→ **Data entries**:
## start
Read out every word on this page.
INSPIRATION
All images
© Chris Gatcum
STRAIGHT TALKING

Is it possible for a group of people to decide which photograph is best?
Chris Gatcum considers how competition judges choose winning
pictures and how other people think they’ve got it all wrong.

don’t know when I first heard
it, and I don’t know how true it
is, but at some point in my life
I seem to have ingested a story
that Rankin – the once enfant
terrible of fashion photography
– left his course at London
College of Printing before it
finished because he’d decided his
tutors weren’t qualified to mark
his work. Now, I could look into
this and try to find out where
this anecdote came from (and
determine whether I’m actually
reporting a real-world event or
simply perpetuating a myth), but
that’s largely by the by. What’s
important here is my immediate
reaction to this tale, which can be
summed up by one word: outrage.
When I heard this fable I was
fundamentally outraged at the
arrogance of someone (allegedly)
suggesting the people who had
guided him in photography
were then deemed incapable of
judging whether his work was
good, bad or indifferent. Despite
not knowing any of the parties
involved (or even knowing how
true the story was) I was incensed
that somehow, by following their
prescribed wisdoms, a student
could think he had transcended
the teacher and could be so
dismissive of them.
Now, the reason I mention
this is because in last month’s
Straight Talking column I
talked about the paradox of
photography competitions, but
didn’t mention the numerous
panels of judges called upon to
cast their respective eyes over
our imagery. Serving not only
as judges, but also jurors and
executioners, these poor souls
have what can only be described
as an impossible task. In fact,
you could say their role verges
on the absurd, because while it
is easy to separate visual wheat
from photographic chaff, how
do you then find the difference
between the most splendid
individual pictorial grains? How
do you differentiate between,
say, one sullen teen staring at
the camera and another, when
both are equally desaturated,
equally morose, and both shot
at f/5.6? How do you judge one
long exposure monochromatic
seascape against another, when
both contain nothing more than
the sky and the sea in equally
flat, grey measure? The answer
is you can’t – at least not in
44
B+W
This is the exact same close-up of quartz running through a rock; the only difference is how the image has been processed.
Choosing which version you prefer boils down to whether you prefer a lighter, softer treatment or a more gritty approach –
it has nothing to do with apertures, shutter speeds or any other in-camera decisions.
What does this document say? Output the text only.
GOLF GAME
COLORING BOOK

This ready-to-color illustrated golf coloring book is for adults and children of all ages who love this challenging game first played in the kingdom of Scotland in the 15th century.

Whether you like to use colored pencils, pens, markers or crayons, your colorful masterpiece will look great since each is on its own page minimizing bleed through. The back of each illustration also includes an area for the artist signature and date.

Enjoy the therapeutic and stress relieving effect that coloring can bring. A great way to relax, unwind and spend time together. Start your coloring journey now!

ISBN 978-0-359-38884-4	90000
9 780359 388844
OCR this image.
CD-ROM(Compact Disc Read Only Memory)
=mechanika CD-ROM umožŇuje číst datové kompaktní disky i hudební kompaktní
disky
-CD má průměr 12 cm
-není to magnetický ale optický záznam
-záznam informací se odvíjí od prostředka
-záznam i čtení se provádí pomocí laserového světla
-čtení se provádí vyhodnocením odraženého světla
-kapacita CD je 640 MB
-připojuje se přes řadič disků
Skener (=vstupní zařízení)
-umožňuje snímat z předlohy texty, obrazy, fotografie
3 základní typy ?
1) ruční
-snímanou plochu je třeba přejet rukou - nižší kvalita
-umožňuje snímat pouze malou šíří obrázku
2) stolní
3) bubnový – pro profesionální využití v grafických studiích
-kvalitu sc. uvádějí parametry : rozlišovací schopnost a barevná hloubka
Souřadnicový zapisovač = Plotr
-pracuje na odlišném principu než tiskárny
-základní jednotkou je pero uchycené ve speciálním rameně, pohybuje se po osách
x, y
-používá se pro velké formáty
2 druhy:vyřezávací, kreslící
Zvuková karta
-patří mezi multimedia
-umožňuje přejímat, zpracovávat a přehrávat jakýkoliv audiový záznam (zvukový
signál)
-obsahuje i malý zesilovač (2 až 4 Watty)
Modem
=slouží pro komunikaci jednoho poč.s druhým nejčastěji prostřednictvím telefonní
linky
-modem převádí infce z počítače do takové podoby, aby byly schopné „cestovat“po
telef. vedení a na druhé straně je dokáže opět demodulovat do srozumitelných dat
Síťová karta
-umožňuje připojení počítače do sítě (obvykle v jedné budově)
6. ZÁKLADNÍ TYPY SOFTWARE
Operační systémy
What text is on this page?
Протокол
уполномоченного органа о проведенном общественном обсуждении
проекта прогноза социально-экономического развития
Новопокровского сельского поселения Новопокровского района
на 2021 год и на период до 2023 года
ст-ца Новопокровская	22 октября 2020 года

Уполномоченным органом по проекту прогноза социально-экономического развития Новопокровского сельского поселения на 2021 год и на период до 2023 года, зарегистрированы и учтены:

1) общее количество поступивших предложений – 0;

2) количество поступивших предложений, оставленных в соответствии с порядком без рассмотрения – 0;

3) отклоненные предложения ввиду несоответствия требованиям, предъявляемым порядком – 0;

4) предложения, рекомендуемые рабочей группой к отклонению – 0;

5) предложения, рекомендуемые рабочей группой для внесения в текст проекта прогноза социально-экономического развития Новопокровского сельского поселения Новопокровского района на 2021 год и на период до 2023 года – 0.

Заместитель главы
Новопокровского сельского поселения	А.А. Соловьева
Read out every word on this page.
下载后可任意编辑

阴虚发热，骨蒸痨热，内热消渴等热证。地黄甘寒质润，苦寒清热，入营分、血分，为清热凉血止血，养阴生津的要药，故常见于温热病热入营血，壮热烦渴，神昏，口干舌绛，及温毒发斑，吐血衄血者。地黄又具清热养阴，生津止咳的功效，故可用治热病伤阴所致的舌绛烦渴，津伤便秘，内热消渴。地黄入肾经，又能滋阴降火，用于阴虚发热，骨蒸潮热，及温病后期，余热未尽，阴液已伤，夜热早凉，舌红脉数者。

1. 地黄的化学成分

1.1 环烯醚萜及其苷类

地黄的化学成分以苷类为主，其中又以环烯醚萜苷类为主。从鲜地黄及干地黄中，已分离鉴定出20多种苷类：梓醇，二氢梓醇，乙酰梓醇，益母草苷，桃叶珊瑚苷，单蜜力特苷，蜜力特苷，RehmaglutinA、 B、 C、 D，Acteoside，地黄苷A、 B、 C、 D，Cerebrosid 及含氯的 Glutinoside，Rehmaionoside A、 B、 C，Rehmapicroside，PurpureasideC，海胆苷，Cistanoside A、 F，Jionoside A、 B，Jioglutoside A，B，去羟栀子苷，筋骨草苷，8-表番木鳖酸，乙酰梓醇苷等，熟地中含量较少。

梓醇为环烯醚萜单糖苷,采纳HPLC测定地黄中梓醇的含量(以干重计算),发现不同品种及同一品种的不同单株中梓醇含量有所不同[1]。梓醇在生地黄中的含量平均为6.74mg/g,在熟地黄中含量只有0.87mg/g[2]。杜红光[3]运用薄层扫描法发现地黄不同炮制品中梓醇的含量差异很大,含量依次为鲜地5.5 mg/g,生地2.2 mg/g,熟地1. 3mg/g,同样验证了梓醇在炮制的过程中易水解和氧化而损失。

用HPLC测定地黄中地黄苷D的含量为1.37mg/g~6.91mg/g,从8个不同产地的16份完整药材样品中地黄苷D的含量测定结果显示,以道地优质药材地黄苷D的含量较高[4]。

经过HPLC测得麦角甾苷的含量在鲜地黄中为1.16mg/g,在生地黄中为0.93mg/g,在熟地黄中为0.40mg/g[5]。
## end
→ **Exercise**:
Locate and copy each line in the data above that includes the word "поступивших".

→ **Task answer**:
1) общее количество поступивших предложений – 0;
2) количество поступивших предложений, оставленных в соответствии с порядком без рассмотрения – 0;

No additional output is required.